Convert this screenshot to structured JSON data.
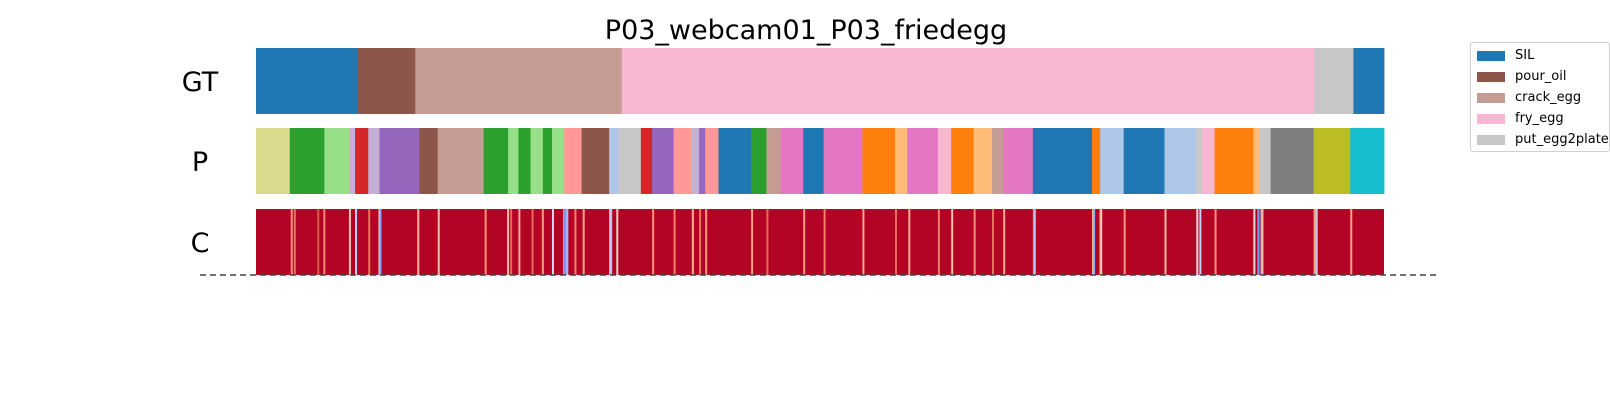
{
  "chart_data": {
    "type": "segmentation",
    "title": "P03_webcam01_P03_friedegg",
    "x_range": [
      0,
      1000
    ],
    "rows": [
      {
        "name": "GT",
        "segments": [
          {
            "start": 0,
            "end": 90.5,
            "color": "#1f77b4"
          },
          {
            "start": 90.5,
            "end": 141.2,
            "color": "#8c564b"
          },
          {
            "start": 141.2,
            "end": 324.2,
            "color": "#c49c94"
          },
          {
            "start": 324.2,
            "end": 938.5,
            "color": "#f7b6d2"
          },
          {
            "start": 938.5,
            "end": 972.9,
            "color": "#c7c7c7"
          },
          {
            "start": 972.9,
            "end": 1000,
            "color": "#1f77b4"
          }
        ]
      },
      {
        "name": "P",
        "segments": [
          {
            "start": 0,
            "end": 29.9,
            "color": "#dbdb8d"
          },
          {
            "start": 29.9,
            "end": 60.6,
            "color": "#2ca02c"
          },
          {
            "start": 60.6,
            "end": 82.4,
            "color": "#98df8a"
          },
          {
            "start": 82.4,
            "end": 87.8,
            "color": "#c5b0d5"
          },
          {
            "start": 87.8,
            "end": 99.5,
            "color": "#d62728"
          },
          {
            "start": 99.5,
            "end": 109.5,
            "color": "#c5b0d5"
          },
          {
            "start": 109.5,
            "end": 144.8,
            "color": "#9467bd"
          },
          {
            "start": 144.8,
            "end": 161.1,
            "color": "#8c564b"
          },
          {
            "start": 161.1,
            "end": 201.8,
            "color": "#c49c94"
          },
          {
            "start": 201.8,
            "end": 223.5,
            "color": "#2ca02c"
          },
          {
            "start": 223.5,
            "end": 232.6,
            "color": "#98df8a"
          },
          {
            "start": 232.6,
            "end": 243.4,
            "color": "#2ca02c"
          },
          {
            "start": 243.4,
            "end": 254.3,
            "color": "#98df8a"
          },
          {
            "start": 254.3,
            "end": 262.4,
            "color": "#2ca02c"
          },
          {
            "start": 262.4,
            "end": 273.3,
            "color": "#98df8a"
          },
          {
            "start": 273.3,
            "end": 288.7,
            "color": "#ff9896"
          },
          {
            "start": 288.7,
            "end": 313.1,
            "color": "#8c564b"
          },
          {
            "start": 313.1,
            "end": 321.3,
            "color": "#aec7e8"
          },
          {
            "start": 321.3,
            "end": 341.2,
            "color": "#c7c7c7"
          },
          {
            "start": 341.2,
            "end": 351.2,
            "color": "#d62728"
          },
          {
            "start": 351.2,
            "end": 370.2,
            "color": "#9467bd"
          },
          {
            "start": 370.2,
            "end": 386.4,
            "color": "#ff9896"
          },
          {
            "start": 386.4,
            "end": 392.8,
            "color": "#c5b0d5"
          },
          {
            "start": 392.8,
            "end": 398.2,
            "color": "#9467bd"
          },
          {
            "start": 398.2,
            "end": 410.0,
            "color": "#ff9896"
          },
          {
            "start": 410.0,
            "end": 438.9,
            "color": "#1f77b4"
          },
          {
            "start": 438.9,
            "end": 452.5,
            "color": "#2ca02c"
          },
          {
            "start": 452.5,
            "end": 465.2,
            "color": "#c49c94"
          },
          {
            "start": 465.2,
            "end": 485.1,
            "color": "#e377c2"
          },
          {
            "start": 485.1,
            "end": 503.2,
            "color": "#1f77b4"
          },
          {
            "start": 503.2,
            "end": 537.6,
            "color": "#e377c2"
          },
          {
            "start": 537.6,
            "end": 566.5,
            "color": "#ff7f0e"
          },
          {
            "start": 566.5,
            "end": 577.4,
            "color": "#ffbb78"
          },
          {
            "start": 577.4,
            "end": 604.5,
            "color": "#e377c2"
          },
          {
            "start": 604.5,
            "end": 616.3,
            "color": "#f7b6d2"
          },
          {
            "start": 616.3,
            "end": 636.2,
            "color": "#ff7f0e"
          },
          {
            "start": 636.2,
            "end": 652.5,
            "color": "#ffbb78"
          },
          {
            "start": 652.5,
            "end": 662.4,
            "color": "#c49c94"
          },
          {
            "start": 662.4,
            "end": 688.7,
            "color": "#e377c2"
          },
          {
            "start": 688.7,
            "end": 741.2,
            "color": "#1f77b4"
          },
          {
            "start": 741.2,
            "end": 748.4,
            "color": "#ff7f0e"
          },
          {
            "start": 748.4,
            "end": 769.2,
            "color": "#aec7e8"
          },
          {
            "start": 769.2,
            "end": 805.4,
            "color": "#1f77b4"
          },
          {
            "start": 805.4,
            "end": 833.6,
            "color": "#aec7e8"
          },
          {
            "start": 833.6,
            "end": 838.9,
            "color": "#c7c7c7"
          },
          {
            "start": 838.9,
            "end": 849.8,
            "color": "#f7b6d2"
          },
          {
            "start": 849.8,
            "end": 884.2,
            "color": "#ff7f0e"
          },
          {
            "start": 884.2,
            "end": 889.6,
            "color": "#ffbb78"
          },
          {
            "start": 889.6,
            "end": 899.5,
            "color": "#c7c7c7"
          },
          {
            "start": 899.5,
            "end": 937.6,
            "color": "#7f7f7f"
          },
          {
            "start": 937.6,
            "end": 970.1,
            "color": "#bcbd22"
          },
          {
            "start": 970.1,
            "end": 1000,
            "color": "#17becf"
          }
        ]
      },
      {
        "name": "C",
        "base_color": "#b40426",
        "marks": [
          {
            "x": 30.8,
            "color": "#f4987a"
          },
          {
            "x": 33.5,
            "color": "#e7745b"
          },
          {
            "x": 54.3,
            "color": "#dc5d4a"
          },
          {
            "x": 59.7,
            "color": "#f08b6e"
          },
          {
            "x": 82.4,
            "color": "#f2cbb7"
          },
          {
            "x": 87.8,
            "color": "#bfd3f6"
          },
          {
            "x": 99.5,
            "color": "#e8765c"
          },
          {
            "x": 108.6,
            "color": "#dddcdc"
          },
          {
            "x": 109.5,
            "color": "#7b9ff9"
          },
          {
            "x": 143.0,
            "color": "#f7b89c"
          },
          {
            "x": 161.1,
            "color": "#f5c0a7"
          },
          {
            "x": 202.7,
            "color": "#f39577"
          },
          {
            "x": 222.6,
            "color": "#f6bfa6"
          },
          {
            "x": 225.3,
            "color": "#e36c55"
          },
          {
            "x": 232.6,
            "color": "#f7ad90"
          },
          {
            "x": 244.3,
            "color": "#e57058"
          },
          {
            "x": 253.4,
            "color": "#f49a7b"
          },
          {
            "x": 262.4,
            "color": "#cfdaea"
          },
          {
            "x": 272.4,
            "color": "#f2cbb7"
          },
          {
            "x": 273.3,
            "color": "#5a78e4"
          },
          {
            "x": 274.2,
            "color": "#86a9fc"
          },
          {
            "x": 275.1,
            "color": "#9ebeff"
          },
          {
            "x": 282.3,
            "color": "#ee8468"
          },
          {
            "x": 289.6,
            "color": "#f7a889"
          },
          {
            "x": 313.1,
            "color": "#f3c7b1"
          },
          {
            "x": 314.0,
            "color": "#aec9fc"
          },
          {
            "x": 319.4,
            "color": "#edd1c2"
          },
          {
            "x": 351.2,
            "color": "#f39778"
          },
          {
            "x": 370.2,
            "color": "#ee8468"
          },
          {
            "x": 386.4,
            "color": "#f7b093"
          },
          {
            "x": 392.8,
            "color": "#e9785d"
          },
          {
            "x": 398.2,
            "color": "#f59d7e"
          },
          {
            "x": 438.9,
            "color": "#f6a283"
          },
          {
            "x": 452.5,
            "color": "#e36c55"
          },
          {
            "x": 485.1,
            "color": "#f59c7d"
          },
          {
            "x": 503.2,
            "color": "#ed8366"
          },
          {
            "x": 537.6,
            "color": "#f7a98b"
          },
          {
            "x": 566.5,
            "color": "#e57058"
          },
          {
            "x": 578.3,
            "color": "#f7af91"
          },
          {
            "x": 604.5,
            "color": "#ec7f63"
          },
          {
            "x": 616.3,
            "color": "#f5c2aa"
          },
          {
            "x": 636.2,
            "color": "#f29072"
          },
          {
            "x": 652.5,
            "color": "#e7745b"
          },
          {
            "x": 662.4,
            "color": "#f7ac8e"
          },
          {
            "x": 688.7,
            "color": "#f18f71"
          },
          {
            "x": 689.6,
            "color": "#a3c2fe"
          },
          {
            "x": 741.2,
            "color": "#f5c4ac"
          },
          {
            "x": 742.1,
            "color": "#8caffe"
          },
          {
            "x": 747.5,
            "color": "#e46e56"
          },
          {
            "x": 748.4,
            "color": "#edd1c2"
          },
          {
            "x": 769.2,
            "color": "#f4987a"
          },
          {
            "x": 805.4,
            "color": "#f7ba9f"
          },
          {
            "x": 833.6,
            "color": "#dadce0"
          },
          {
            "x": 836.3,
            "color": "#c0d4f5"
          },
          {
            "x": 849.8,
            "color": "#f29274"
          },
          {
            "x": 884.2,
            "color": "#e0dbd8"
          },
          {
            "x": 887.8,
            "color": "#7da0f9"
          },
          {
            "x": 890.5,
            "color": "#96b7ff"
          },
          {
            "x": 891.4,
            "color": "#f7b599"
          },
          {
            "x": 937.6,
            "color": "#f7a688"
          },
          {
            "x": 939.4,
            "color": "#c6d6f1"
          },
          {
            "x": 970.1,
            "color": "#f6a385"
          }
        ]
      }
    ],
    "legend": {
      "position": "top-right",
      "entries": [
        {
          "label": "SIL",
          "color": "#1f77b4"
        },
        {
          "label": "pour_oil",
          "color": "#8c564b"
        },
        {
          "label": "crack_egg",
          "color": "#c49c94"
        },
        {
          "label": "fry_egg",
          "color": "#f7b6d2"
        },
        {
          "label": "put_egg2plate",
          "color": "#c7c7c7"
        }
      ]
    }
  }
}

════════

#### REQUIRED TASK:
Show every line above in which the word "label" occurs.

#### ANSWER FOR THIS EXERCISE:
          "label": "SIL",
          "label": "pour_oil",
          "label": "crack_egg",
          "label": "fry_egg",
          "label": "put_egg2plate",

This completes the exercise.